======== Source text

Friday, June 19, 2009

The Coming Out

Once upon a time, at around the age of ten years old, I began to think that I liked boys. In my fifth grade class it was a tradition that on your birthday, you brought in pictures of you from when you were younger that had memories attached. A boy from my class brought in his entire picture album and in it was a picture of him in just shorts. No shirt, no socks, no nothing. Just shorts. And I couldn't stop looking at it. Back then, I didn't know why I I was so drawn to that picture, but I always looked for it before class started every day, just so I could see it, then once I've had my fill, I was content.

Sixth grade came around, and in middle school, everything was made into a big deal. There were boys everywhere that made fun of me for being who I was, especially during class breaks, only I didn't know what the difference between them and me was. So I used to hang out with girls back then; big deal. My best friend was a guy, so why'd they make fun of me? Of course it had to be that the guy who was my best friend moved away and me, being the guy that was most picked on, had trouble making friends with other guys for the fear that I'd be teased. Naturally, girls were more accepting (if you can believe that) and I started hanging out with my little clique of girls. The teasing didn't stop then. It actually got worse. It spread from the halls into the classrooms themselves. There were always snickers about me, there were always whispers whenever I was around. One time during science class with Mrs. Williams, two girls were sitting in front of me. They turned around while Mrs. Williams stepped out and asked me, "I heard you were gay. Are you? Are you gay? Dude, you're such a homo." and I didn't know what to answer since I hadn't thought about it. So it was all denial, denial, denial, all the way until eighth grade. I didn't know how to deal with it then, so I resorted to cutting. Tools of the trade? Plastic cards, erasers, safety pins, and paper clips. I didn't use knives or razors like most did. Instead, I went with blunt objects. The eraser was my favorite in the way that I'd literally burn my skin off by rubbing it as hard and as fast as I could. Cuts were all around my ankles and my forearms. I would develop scabs and I would remove them by tracing the cut with a safety pin. Blood was my favorite color, my favorite accessory, my favorite mood.

================
======== Dataset content

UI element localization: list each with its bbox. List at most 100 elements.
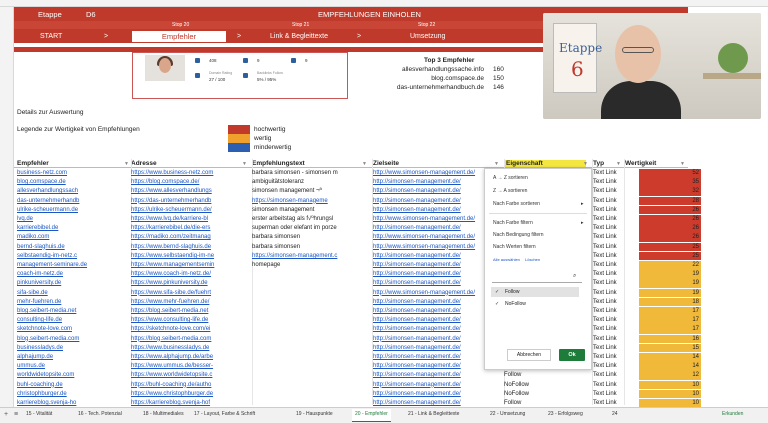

================

**Exercise:**
According to the coming-out account, what was the fifth-grade class tradition on a student's birthday?

**Worked solution:**
Students brought in pictures of themselves from when they were younger that had memories attached.